(Extracted records)
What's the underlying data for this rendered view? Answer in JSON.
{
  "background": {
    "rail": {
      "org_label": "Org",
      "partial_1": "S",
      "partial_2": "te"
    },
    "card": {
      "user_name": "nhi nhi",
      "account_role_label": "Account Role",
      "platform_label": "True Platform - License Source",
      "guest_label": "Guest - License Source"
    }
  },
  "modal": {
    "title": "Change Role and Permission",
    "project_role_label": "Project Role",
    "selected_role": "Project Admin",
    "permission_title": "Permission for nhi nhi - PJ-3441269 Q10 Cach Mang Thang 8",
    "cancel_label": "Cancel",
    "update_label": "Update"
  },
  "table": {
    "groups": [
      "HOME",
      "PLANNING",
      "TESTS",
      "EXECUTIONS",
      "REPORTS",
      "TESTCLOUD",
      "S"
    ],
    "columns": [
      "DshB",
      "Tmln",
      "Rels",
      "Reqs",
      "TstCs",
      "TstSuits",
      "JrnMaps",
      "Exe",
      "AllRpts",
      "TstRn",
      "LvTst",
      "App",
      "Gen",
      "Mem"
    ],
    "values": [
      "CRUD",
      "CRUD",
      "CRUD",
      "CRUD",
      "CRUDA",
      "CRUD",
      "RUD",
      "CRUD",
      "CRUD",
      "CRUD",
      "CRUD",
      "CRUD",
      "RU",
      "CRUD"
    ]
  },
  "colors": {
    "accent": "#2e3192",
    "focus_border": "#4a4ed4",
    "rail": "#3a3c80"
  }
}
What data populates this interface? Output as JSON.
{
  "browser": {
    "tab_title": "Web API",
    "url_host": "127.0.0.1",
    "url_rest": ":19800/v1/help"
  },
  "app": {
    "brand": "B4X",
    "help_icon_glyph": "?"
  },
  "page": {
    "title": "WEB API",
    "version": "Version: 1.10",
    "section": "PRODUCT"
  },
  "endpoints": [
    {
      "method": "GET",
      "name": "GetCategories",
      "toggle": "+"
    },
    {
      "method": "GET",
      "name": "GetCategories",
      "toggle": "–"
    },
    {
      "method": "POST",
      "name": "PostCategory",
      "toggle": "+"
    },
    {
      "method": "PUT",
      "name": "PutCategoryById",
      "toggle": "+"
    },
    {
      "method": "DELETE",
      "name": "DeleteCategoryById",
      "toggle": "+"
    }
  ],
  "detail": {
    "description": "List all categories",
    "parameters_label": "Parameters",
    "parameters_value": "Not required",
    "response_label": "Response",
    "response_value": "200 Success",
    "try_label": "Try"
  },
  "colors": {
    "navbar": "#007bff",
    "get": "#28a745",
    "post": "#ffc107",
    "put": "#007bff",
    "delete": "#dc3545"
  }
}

AIM OF THE EXERCISE:
Copy out the material word for word and line for line.

RESULT:
What's the underlying data for this rendered view? Answer in JSON.
{
  "background": {
    "rail": {
      "org_label": "Org",
      "partial_1": "S",
      "partial_2": "te"
    },
    "card": {
      "user_name": "nhi nhi",
      "account_role_label": "Account Role",
      "platform_label": "True Platform - License Source",
      "guest_label": "Guest - License Source"
    }
  },
  "modal": {
    "title": "Change Role and Permission",
    "project_role_label": "Project Role",
    "selected_role": "Project Admin",
    "permission_title": "Permission for nhi nhi - PJ-3441269 Q10 Cach Mang Thang 8",
    "cancel_label": "Cancel",
    "update_label": "Update"
  },
  "table": {
    "groups": [
      "HOME",
      "PLANNING",
      "TESTS",
      "EXECUTIONS",
      "REPORTS",
      "TESTCLOUD",
      "S"
    ],
    "columns": [
      "DshB",
      "Tmln",
      "Rels",
      "Reqs",
      "TstCs",
      "TstSuits",
      "JrnMaps",
      "Exe",
      "AllRpts",
      "TstRn",
      "LvTst",
      "App",
      "Gen",
      "Mem"
    ],
    "values": [
      "CRUD",
      "CRUD",
      "CRUD",
      "CRUD",
      "CRUDA",
      "CRUD",
      "RUD",
      "CRUD",
      "CRUD",
      "CRUD",
      "CRUD",
      "CRUD",
      "RU",
      "CRUD"
    ]
  },
  "colors": {
    "accent": "#2e3192",
    "focus_border": "#4a4ed4",
    "rail": "#3a3c80"
  }
}
What data populates this interface? Output as JSON.
{
  "browser": {
    "tab_title": "Web API",
    "url_host": "127.0.0.1",
    "url_rest": ":19800/v1/help"
  },
  "app": {
    "brand": "B4X",
    "help_icon_glyph": "?"
  },
  "page": {
    "title": "WEB API",
    "version": "Version: 1.10",
    "section": "PRODUCT"
  },
  "endpoints": [
    {
      "method": "GET",
      "name": "GetCategories",
      "toggle": "+"
    },
    {
      "method": "GET",
      "name": "GetCategories",
      "toggle": "–"
    },
    {
      "method": "POST",
      "name": "PostCategory",
      "toggle": "+"
    },
    {
      "method": "PUT",
      "name": "PutCategoryById",
      "toggle": "+"
    },
    {
      "method": "DELETE",
      "name": "DeleteCategoryById",
      "toggle": "+"
    }
  ],
  "detail": {
    "description": "List all categories",
    "parameters_label": "Parameters",
    "parameters_value": "Not required",
    "response_label": "Response",
    "response_value": "200 Success",
    "try_label": "Try"
  },
  "colors": {
    "navbar": "#007bff",
    "get": "#28a745",
    "post": "#ffc107",
    "put": "#007bff",
    "delete": "#dc3545"
  }
}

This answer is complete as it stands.